What is being asked:
Out of the records below, copy all lines in which the word "color" occurs.

Input records:
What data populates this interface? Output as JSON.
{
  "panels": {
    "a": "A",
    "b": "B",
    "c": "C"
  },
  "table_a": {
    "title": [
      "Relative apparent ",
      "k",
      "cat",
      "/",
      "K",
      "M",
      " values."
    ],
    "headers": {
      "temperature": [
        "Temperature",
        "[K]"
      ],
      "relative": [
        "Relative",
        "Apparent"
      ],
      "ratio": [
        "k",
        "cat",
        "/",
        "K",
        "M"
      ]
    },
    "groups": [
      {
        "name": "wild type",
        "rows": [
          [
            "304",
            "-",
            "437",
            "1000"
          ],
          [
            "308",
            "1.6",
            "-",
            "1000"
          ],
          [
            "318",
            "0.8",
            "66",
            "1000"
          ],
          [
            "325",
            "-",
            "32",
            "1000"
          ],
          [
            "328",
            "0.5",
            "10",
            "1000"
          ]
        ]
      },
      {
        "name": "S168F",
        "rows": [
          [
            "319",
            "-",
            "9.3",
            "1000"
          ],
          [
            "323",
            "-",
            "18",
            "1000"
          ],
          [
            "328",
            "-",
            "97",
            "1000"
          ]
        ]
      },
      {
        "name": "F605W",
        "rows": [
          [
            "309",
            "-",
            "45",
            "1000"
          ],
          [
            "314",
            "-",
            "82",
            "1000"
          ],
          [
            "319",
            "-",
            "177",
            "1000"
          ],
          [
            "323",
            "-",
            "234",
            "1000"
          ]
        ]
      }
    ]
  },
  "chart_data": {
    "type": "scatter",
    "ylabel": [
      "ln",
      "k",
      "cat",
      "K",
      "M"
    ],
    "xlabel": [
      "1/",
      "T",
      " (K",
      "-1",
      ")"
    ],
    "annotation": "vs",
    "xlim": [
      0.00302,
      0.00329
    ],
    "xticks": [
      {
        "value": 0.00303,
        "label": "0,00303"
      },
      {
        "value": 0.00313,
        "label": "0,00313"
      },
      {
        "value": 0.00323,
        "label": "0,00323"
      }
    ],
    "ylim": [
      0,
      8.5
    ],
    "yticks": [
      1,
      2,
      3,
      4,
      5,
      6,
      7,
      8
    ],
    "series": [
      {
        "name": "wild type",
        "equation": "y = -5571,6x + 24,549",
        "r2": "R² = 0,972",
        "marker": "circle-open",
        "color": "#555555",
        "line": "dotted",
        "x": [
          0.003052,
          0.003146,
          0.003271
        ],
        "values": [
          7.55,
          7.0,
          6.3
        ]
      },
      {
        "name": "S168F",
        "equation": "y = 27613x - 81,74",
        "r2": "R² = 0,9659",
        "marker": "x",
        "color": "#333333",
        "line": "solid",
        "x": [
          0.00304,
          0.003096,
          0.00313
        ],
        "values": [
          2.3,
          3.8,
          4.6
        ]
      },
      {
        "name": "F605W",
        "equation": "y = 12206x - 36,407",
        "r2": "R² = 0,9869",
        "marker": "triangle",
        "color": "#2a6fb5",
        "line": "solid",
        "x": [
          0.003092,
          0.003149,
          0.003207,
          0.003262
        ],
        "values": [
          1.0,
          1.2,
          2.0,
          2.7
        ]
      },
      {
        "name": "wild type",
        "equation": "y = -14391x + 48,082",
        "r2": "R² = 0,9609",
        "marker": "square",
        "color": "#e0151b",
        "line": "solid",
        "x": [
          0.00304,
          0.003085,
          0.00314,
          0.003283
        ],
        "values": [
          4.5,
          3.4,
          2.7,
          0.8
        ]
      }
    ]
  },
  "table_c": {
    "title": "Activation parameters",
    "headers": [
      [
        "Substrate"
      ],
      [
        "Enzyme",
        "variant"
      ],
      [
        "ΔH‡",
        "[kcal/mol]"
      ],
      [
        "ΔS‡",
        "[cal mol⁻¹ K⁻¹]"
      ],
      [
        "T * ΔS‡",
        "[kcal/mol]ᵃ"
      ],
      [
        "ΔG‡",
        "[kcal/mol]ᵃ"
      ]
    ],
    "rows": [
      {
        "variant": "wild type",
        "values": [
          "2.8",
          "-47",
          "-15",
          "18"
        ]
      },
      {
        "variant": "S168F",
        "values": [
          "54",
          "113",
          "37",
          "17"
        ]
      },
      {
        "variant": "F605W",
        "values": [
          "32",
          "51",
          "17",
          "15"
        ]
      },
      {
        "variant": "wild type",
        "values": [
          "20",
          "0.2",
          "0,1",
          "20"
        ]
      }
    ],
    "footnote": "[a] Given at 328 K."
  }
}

Response to the exercise:
        "color": "#555555",
        "color": "#333333",
        "color": "#2a6fb5",
        "color": "#e0151b",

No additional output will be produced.